▸ WORK TO DO
In the entries, find all lines that hold the word "Bloomberg" and copy them.

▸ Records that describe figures
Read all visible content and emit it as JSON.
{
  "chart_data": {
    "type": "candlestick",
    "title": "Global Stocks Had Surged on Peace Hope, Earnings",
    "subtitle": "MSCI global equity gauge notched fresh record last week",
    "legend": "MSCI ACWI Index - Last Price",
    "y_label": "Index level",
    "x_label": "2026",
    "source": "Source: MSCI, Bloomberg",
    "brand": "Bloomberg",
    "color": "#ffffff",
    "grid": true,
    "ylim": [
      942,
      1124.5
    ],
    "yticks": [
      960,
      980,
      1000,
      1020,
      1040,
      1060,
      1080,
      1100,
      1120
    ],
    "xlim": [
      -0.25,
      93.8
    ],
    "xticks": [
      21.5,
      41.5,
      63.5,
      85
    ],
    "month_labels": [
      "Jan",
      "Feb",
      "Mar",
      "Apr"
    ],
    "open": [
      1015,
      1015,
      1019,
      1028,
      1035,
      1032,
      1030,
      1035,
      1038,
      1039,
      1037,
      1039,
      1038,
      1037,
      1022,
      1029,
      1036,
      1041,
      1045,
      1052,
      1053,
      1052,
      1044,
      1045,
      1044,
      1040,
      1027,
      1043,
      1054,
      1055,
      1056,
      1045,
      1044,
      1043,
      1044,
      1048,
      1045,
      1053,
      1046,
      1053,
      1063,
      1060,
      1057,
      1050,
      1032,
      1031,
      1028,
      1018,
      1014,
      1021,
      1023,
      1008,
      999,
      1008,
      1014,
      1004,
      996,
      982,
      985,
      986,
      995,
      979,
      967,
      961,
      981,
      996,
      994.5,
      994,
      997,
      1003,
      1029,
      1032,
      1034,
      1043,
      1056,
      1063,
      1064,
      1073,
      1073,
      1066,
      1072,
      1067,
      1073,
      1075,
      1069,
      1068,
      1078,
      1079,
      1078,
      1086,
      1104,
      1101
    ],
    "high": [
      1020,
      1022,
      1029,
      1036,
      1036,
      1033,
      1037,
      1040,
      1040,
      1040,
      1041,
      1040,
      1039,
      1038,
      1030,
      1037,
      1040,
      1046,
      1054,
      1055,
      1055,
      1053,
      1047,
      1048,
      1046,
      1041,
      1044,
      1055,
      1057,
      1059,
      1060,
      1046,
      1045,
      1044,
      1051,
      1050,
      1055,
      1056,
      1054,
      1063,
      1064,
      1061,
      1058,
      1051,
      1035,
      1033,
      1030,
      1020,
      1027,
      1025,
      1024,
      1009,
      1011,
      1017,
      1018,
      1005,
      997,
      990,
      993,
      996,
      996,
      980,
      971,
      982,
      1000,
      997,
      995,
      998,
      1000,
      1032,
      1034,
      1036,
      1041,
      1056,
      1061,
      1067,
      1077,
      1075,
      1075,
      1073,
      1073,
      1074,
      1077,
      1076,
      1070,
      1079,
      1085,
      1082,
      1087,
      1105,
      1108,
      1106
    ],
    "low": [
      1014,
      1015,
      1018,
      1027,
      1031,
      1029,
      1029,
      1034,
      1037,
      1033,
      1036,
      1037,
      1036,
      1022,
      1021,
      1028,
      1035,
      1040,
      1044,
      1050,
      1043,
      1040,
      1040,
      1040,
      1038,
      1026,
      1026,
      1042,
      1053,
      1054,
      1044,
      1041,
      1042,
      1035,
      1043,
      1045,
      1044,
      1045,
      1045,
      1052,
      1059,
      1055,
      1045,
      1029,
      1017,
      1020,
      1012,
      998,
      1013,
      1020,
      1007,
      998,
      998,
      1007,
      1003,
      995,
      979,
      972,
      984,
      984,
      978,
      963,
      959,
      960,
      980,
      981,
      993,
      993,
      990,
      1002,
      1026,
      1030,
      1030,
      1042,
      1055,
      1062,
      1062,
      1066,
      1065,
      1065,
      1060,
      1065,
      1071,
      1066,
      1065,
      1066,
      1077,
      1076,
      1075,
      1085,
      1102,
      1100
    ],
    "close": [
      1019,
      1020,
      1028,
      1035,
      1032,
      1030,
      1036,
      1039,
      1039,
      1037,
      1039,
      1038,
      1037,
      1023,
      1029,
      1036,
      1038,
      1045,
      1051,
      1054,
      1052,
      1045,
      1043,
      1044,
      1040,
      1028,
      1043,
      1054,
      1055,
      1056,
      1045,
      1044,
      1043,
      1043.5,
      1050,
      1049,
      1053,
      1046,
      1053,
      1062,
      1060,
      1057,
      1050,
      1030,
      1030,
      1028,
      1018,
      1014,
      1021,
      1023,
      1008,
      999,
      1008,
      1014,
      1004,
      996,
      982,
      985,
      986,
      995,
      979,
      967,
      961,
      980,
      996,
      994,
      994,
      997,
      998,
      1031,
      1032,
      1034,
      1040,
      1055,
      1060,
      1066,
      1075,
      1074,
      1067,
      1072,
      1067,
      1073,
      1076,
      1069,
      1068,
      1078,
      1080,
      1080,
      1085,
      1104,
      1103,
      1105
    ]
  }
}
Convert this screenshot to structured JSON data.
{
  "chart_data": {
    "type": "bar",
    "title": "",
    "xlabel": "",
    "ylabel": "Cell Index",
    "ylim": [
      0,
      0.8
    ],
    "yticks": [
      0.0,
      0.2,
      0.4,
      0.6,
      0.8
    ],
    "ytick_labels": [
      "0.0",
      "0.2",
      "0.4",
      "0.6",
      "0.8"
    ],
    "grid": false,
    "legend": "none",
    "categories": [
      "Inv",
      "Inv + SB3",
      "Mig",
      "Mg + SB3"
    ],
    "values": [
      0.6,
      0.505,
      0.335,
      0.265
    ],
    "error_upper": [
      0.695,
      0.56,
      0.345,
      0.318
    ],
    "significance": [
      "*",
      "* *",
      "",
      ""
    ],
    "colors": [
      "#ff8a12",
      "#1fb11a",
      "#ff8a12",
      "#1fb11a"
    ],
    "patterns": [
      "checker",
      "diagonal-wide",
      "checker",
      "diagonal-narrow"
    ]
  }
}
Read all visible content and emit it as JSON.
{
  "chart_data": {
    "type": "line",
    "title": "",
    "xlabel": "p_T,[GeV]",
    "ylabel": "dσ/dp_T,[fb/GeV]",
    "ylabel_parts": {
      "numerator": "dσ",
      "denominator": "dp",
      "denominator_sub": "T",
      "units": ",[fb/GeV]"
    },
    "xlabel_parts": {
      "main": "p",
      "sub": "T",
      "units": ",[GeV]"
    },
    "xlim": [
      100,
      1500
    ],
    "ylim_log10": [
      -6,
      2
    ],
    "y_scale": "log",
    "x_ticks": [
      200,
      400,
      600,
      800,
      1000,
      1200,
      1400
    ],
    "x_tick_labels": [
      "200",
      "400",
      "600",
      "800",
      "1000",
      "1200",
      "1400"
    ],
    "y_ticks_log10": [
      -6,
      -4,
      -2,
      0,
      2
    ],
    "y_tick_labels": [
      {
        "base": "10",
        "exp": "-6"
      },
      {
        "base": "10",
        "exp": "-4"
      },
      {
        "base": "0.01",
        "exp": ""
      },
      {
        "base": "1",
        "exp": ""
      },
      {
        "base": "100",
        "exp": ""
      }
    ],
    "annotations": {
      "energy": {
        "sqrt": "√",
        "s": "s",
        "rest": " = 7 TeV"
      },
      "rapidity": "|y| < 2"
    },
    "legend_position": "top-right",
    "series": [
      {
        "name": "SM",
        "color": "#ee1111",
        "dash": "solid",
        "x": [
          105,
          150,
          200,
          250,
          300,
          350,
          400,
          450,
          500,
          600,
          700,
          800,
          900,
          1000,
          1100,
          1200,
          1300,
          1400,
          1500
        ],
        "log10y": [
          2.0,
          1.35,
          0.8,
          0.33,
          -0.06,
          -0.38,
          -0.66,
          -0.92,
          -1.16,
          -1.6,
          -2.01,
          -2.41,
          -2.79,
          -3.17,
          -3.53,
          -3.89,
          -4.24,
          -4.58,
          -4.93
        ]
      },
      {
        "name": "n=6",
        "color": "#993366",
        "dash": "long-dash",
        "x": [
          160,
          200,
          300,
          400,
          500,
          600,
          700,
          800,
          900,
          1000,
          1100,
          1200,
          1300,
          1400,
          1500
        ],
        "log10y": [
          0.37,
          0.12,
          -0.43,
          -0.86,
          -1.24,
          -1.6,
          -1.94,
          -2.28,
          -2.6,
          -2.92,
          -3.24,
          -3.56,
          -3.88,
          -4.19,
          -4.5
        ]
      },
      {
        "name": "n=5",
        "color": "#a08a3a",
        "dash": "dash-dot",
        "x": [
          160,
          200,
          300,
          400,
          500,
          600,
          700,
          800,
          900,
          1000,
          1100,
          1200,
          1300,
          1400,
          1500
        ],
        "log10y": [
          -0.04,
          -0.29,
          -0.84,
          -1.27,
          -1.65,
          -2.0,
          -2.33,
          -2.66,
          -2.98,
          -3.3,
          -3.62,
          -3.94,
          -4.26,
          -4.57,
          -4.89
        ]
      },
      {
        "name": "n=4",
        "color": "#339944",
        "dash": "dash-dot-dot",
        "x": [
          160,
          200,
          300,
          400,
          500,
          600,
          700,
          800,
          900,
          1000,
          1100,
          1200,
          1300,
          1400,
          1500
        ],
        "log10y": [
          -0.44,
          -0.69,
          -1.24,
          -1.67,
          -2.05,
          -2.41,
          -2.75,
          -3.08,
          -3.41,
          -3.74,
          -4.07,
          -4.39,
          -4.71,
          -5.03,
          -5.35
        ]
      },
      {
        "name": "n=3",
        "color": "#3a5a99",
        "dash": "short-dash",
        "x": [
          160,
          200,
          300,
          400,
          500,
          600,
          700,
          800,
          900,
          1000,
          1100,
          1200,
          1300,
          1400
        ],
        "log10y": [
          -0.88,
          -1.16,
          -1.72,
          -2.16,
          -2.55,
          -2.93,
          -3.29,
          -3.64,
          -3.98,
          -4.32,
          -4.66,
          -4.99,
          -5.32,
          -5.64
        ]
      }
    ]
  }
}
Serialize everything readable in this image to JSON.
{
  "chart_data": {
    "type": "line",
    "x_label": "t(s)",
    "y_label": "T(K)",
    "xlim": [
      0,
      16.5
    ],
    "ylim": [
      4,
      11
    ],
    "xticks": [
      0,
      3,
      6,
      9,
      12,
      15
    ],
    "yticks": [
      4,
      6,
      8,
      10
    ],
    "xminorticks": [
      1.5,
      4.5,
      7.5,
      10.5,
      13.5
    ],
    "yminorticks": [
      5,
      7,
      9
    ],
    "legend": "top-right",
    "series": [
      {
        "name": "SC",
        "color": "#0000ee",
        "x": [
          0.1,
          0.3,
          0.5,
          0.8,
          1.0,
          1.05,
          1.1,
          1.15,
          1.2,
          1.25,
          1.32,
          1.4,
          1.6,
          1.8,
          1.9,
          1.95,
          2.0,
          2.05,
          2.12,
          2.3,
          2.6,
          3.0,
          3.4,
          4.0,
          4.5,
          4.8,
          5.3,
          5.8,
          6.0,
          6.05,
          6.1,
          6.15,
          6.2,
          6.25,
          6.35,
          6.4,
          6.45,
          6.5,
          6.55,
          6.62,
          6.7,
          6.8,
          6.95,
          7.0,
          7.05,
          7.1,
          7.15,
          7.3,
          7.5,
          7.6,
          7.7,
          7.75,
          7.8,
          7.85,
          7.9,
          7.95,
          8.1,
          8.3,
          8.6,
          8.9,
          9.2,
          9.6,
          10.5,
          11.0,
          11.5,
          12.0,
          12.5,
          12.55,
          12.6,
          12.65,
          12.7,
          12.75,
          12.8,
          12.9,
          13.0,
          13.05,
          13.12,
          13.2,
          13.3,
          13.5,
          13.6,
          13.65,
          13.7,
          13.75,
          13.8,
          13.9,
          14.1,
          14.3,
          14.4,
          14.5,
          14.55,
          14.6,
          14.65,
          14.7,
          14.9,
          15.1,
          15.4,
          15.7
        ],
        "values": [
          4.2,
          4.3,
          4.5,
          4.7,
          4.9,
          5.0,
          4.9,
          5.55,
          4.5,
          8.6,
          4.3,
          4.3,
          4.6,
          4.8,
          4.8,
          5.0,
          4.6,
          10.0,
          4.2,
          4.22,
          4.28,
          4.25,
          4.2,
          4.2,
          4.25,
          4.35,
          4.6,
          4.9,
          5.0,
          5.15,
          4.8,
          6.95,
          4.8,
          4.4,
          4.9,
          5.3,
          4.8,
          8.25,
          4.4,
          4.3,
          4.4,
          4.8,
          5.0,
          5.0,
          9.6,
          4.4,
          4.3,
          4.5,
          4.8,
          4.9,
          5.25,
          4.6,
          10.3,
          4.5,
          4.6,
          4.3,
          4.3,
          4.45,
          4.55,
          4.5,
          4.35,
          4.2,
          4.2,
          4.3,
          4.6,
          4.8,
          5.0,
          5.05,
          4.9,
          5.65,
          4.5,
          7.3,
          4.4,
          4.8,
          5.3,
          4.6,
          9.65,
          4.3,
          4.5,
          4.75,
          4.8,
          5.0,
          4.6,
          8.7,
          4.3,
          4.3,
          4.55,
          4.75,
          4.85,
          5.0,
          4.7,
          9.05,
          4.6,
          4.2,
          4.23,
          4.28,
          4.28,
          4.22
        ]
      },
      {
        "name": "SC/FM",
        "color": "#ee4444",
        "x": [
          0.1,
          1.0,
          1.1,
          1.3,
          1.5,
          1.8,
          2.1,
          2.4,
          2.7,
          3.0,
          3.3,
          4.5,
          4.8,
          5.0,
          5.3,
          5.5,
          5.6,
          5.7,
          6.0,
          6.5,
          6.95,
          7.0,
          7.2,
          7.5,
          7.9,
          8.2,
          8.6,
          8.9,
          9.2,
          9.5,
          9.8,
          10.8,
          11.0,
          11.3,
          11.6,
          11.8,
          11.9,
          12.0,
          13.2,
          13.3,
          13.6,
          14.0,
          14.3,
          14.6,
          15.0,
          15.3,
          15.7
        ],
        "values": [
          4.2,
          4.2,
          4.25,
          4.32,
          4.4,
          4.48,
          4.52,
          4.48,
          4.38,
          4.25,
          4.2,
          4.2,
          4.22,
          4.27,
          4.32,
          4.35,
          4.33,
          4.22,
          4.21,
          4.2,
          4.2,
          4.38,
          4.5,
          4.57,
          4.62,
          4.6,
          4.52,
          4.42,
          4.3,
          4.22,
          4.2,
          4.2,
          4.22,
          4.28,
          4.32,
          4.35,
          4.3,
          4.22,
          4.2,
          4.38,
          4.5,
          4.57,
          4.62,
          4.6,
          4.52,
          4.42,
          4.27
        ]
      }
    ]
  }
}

▸ SOLUTION TO THIS EXERCISE
    "source": "Source: MSCI, Bloomberg",
    "brand": "Bloomberg",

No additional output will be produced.